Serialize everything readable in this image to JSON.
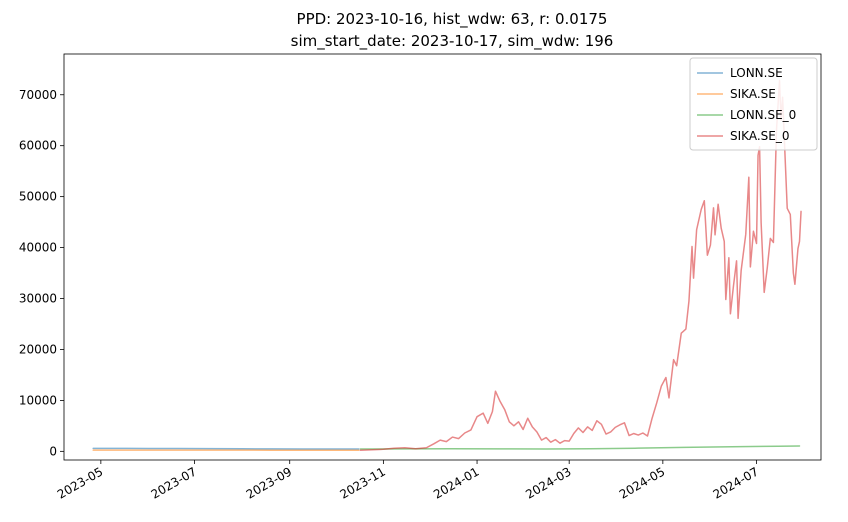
{
  "chart_data": {
    "type": "line",
    "title": "PPD: 2023-10-16, hist_wdw: 63, r: 0.0175",
    "subtitle": "sim_start_date: 2023-10-17, sim_wdw: 196",
    "xlabel": "",
    "ylabel": "",
    "x_axis": {
      "type": "date",
      "range": [
        "2023-04-07",
        "2024-08-12"
      ],
      "ticks": [
        "2023-05-01",
        "2023-07-01",
        "2023-09-01",
        "2023-11-01",
        "2024-01-01",
        "2024-03-01",
        "2024-05-01",
        "2024-07-01"
      ],
      "tick_labels": [
        "2023-05",
        "2023-07",
        "2023-09",
        "2023-11",
        "2024-01",
        "2024-03",
        "2024-05",
        "2024-07"
      ]
    },
    "y_axis": {
      "range": [
        -1700,
        78000
      ],
      "ticks": [
        0,
        10000,
        20000,
        30000,
        40000,
        50000,
        60000,
        70000
      ],
      "tick_labels": [
        "0",
        "10000",
        "20000",
        "30000",
        "40000",
        "50000",
        "60000",
        "70000"
      ]
    },
    "grid": false,
    "legend_position": "top-right",
    "series": [
      {
        "name": "LONN.SE",
        "color": "#1f77b4",
        "points": [
          [
            "2023-04-26",
            590
          ],
          [
            "2023-05-15",
            585
          ],
          [
            "2023-06-01",
            560
          ],
          [
            "2023-06-20",
            545
          ],
          [
            "2023-07-10",
            530
          ],
          [
            "2023-08-01",
            500
          ],
          [
            "2023-08-20",
            480
          ],
          [
            "2023-09-10",
            470
          ],
          [
            "2023-10-01",
            460
          ],
          [
            "2023-10-16",
            455
          ]
        ]
      },
      {
        "name": "SIKA.SE",
        "color": "#ff7f0e",
        "points": [
          [
            "2023-04-26",
            250
          ],
          [
            "2023-05-15",
            245
          ],
          [
            "2023-06-01",
            240
          ],
          [
            "2023-06-20",
            238
          ],
          [
            "2023-07-10",
            232
          ],
          [
            "2023-08-01",
            228
          ],
          [
            "2023-08-20",
            225
          ],
          [
            "2023-09-10",
            222
          ],
          [
            "2023-10-01",
            220
          ],
          [
            "2023-10-16",
            218
          ]
        ]
      },
      {
        "name": "LONN.SE_0",
        "color": "#2ca02c",
        "points": [
          [
            "2023-10-17",
            455
          ],
          [
            "2023-11-15",
            480
          ],
          [
            "2023-12-15",
            500
          ],
          [
            "2024-01-15",
            480
          ],
          [
            "2024-02-15",
            460
          ],
          [
            "2024-03-15",
            520
          ],
          [
            "2024-04-15",
            620
          ],
          [
            "2024-05-15",
            780
          ],
          [
            "2024-06-15",
            900
          ],
          [
            "2024-07-15",
            1000
          ],
          [
            "2024-07-29",
            1050
          ]
        ]
      },
      {
        "name": "SIKA.SE_0",
        "color": "#d62728",
        "points": [
          [
            "2023-10-17",
            218
          ],
          [
            "2023-10-25",
            300
          ],
          [
            "2023-11-01",
            400
          ],
          [
            "2023-11-08",
            600
          ],
          [
            "2023-11-15",
            700
          ],
          [
            "2023-11-22",
            500
          ],
          [
            "2023-11-29",
            700
          ],
          [
            "2023-12-04",
            1500
          ],
          [
            "2023-12-08",
            2200
          ],
          [
            "2023-12-12",
            1900
          ],
          [
            "2023-12-16",
            2800
          ],
          [
            "2023-12-20",
            2500
          ],
          [
            "2023-12-24",
            3600
          ],
          [
            "2023-12-28",
            4200
          ],
          [
            "2024-01-01",
            6800
          ],
          [
            "2024-01-05",
            7500
          ],
          [
            "2024-01-08",
            5500
          ],
          [
            "2024-01-11",
            7800
          ],
          [
            "2024-01-13",
            11800
          ],
          [
            "2024-01-16",
            9800
          ],
          [
            "2024-01-19",
            8200
          ],
          [
            "2024-01-22",
            5800
          ],
          [
            "2024-01-25",
            5000
          ],
          [
            "2024-01-28",
            5800
          ],
          [
            "2024-01-31",
            4300
          ],
          [
            "2024-02-03",
            6500
          ],
          [
            "2024-02-06",
            4800
          ],
          [
            "2024-02-09",
            3800
          ],
          [
            "2024-02-12",
            2200
          ],
          [
            "2024-02-15",
            2700
          ],
          [
            "2024-02-18",
            1800
          ],
          [
            "2024-02-21",
            2300
          ],
          [
            "2024-02-24",
            1600
          ],
          [
            "2024-02-27",
            2100
          ],
          [
            "2024-03-01",
            2000
          ],
          [
            "2024-03-04",
            3500
          ],
          [
            "2024-03-07",
            4600
          ],
          [
            "2024-03-10",
            3700
          ],
          [
            "2024-03-13",
            4800
          ],
          [
            "2024-03-16",
            4100
          ],
          [
            "2024-03-19",
            6000
          ],
          [
            "2024-03-22",
            5300
          ],
          [
            "2024-03-25",
            3400
          ],
          [
            "2024-03-28",
            3800
          ],
          [
            "2024-03-31",
            4700
          ],
          [
            "2024-04-03",
            5200
          ],
          [
            "2024-04-06",
            5600
          ],
          [
            "2024-04-09",
            3100
          ],
          [
            "2024-04-12",
            3500
          ],
          [
            "2024-04-15",
            3200
          ],
          [
            "2024-04-18",
            3600
          ],
          [
            "2024-04-21",
            3000
          ],
          [
            "2024-04-24",
            6500
          ],
          [
            "2024-04-27",
            9500
          ],
          [
            "2024-04-30",
            12800
          ],
          [
            "2024-05-03",
            14500
          ],
          [
            "2024-05-05",
            10500
          ],
          [
            "2024-05-08",
            18000
          ],
          [
            "2024-05-10",
            16800
          ],
          [
            "2024-05-13",
            23200
          ],
          [
            "2024-05-16",
            24000
          ],
          [
            "2024-05-18",
            29500
          ],
          [
            "2024-05-20",
            40200
          ],
          [
            "2024-05-21",
            34000
          ],
          [
            "2024-05-23",
            43500
          ],
          [
            "2024-05-26",
            47500
          ],
          [
            "2024-05-28",
            49200
          ],
          [
            "2024-05-30",
            38500
          ],
          [
            "2024-06-01",
            40500
          ],
          [
            "2024-06-03",
            47800
          ],
          [
            "2024-06-04",
            42500
          ],
          [
            "2024-06-06",
            48500
          ],
          [
            "2024-06-08",
            43800
          ],
          [
            "2024-06-10",
            41200
          ],
          [
            "2024-06-11",
            29800
          ],
          [
            "2024-06-13",
            38000
          ],
          [
            "2024-06-14",
            27000
          ],
          [
            "2024-06-16",
            32500
          ],
          [
            "2024-06-18",
            37400
          ],
          [
            "2024-06-19",
            26100
          ],
          [
            "2024-06-21",
            35500
          ],
          [
            "2024-06-24",
            42600
          ],
          [
            "2024-06-26",
            53800
          ],
          [
            "2024-06-27",
            36200
          ],
          [
            "2024-06-29",
            43200
          ],
          [
            "2024-07-01",
            40800
          ],
          [
            "2024-07-02",
            58100
          ],
          [
            "2024-07-03",
            59800
          ],
          [
            "2024-07-04",
            44900
          ],
          [
            "2024-07-06",
            31200
          ],
          [
            "2024-07-08",
            36000
          ],
          [
            "2024-07-10",
            41800
          ],
          [
            "2024-07-12",
            41000
          ],
          [
            "2024-07-14",
            63000
          ],
          [
            "2024-07-16",
            72800
          ],
          [
            "2024-07-17",
            65000
          ],
          [
            "2024-07-18",
            69500
          ],
          [
            "2024-07-20",
            55000
          ],
          [
            "2024-07-21",
            47700
          ],
          [
            "2024-07-23",
            46500
          ],
          [
            "2024-07-25",
            35000
          ],
          [
            "2024-07-26",
            32800
          ],
          [
            "2024-07-28",
            39800
          ],
          [
            "2024-07-29",
            41200
          ],
          [
            "2024-07-30",
            47100
          ]
        ]
      }
    ]
  }
}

» JOB: Identify every line where the string "color" appears.

» EXERCISE SOLUTION:
        "color": "#1f77b4",
        "color": "#ff7f0e",
        "color": "#2ca02c",
        "color": "#d62728",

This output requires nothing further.